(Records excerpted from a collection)
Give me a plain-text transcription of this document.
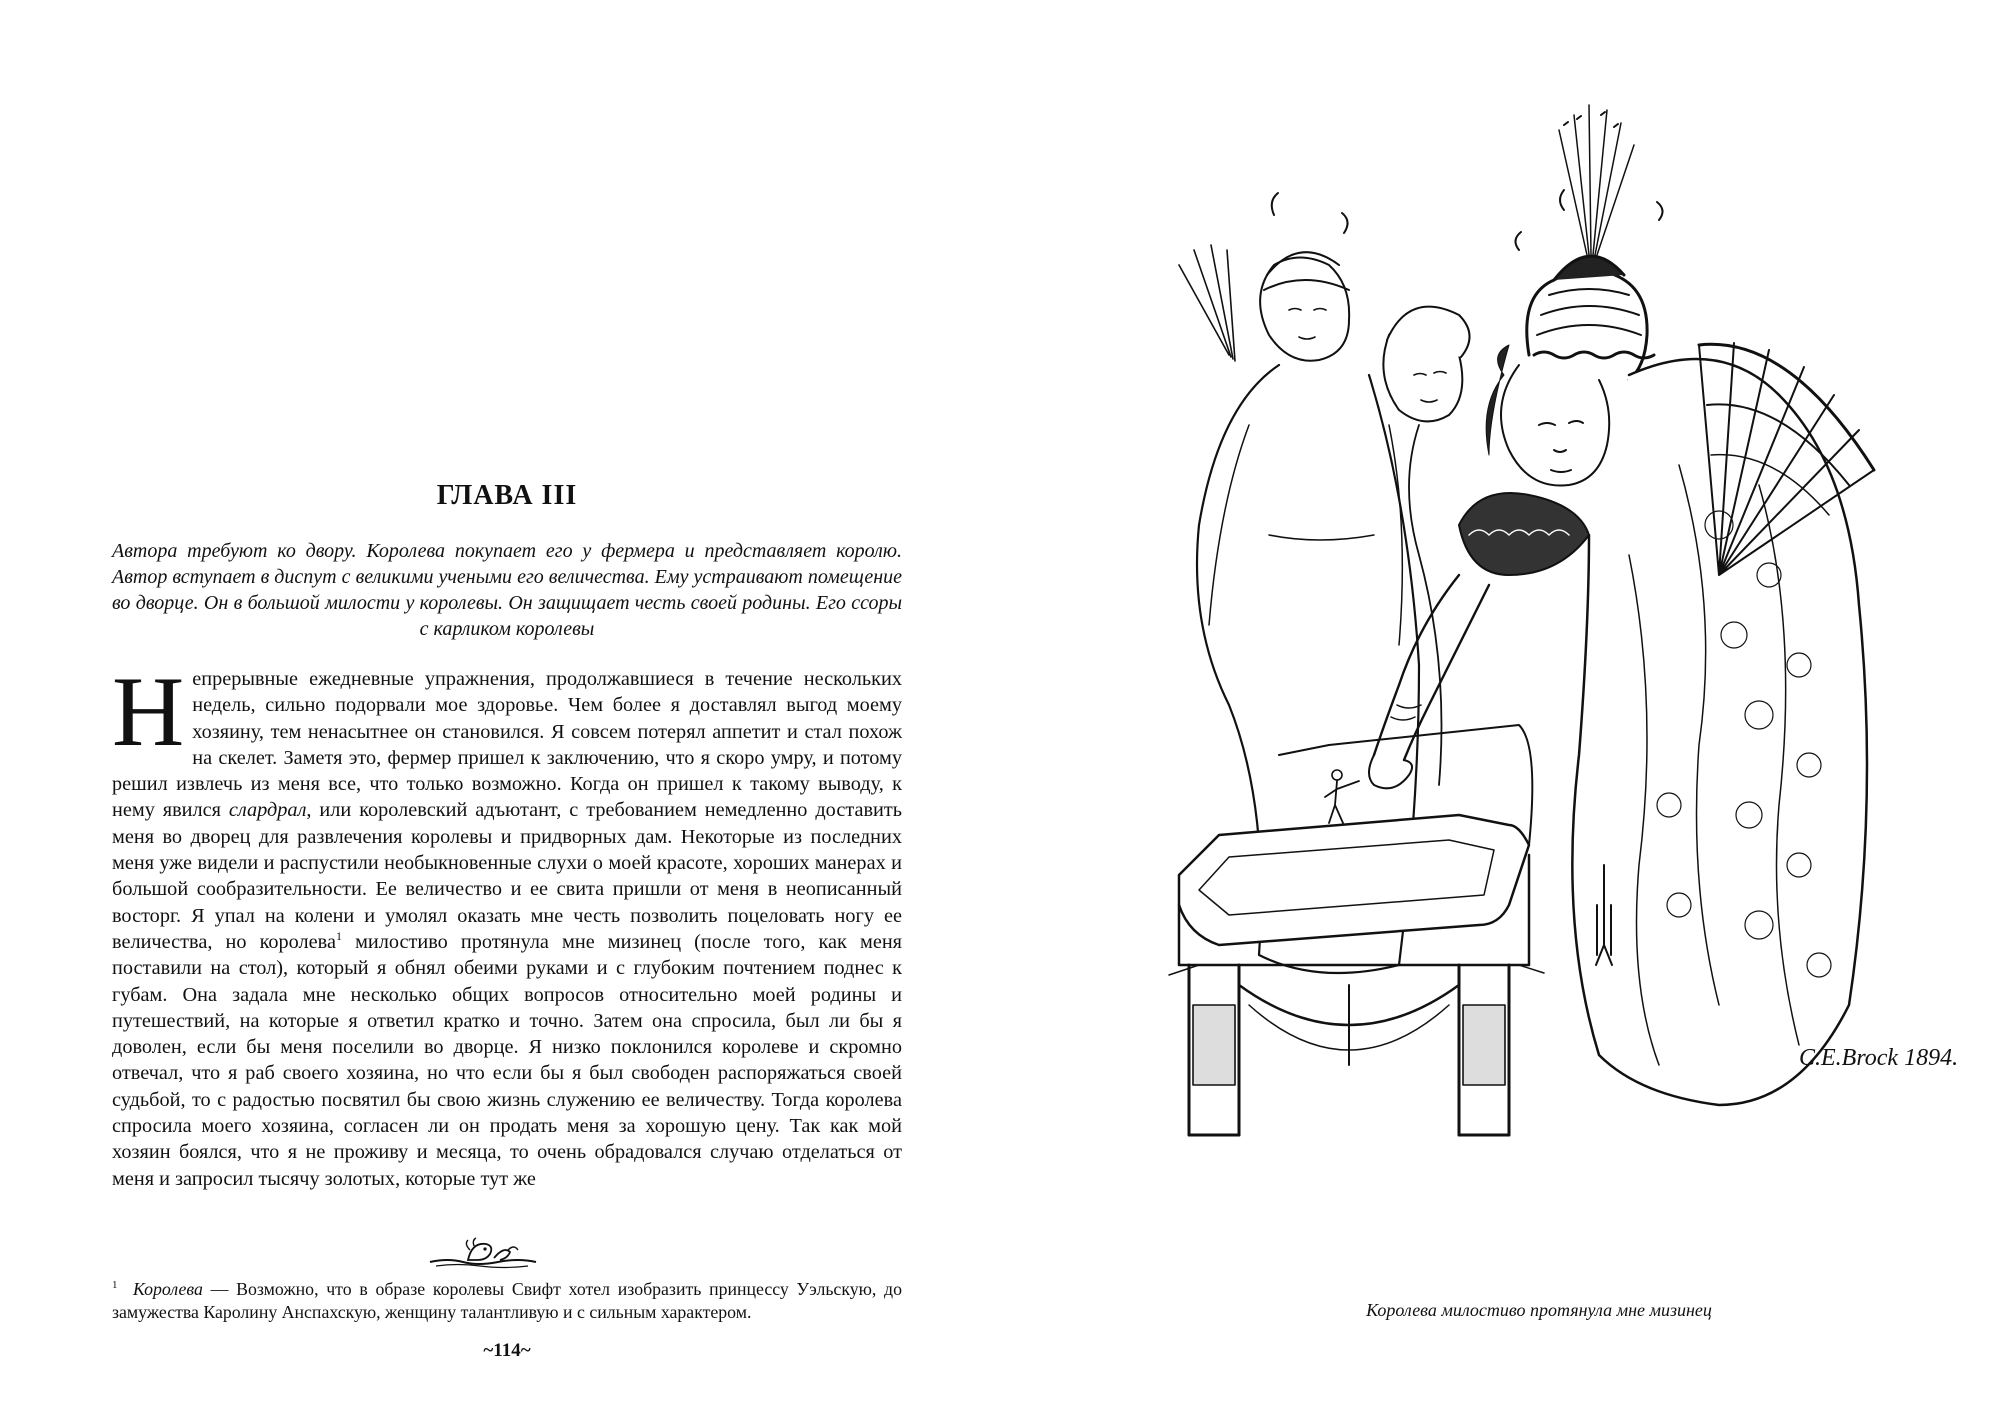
ГЛАВА III
Автора требуют ко двору. Королева покупает его у фермера и представляет королю. Автор вступает в диспут с великими учеными его величества. Ему устраивают помещение во дворце. Он в большой милости у королевы. Он защищает честь своей родины. Его ссоры с карликом королевы
Непрерывные ежедневные упражнения, продолжавшиеся в течение нескольких недель, сильно подорвали мое здоровье. Чем более я доставлял выгод моему хозяину, тем ненасытнее он становился. Я совсем потерял аппетит и стал похож на скелет. Заметя это, фермер пришел к заключению, что я скоро умру, и потому решил извлечь из меня все, что только возможно. Когда он пришел к такому выводу, к нему явился слардрал, или королевский адъютант, с требованием немедленно доставить меня во дворец для развлечения королевы и придворных дам. Некоторые из последних меня уже видели и распустили необыкновенные слухи о моей красоте, хороших манерах и большой сообразительности. Ее величество и ее свита пришли от меня в неописанный восторг. Я упал на колени и умолял оказать мне честь позволить поцеловать ногу ее величества, но королева$^1$ милостиво протянула мне мизинец (после того, как меня поставили на стол), который я обнял обеими руками и с глубоким почтением поднес к губам. Она задала мне несколько общих вопросов относительно моей родины и путешествий, на которые я ответил кратко и точно. Затем она спросила, был ли бы я доволен, если бы меня поселили во дворце. Я низко поклонился королеве и скромно отвечал, что я раб своего хозяина, но что если бы я был свободен распоряжаться своей судьбой, то с радостью посвятил бы свою жизнь служению ее величеству. Тогда королева спросила моего хозяина, согласен ли он продать меня за хорошую цену. Так как мой хозяин боялся, что я не проживу и месяца, то очень обрадовался случаю отделаться от меня и запросил тысячу золотых, которые тут же
$^1$ Королева — Возможно, что в образе королевы Свифт хотел изобразить принцессу Уэльскую, до замужества Каролину Анспахскую, женщину талантливую и с сильным характером.
~114~
C.E.Brock 1894.
Королева милостиво протянула мне мизинец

* **YOUR TASK**: Write out the records above once more, word for word, with no pictures.

* **EXERCISE RESULT**:
Give me a plain-text transcription of this document.
ГЛАВА III
Автора требуют ко двору. Королева покупает его у фермера и представляет королю. Автор вступает в диспут с великими учеными его величества. Ему устраивают помещение во дворце. Он в большой милости у королевы. Он защищает честь своей родины. Его ссоры с карликом королевы
Непрерывные ежедневные упражнения, продолжавшиеся в течение нескольких недель, сильно подорвали мое здоровье. Чем более я доставлял выгод моему хозяину, тем ненасытнее он становился. Я совсем потерял аппетит и стал похож на скелет. Заметя это, фермер пришел к заключению, что я скоро умру, и потому решил извлечь из меня все, что только возможно. Когда он пришел к такому выводу, к нему явился слардрал, или королевский адъютант, с требованием немедленно доставить меня во дворец для развлечения королевы и придворных дам. Некоторые из последних меня уже видели и распустили необыкновенные слухи о моей красоте, хороших манерах и большой сообразительности. Ее величество и ее свита пришли от меня в неописанный восторг. Я упал на колени и умолял оказать мне честь позволить поцеловать ногу ее величества, но королева$^1$ милостиво протянула мне мизинец (после того, как меня поставили на стол), который я обнял обеими руками и с глубоким почтением поднес к губам. Она задала мне несколько общих вопросов относительно моей родины и путешествий, на которые я ответил кратко и точно. Затем она спросила, был ли бы я доволен, если бы меня поселили во дворце. Я низко поклонился королеве и скромно отвечал, что я раб своего хозяина, но что если бы я был свободен распоряжаться своей судьбой, то с радостью посвятил бы свою жизнь служению ее величеству. Тогда королева спросила моего хозяина, согласен ли он продать меня за хорошую цену. Так как мой хозяин боялся, что я не проживу и месяца, то очень обрадовался случаю отделаться от меня и запросил тысячу золотых, которые тут же
$^1$ Королева — Возможно, что в образе королевы Свифт хотел изобразить принцессу Уэльскую, до замужества Каролину Анспахскую, женщину талантливую и с сильным характером.
~114~
C.E.Brock 1894.
Королева милостиво протянула мне мизинец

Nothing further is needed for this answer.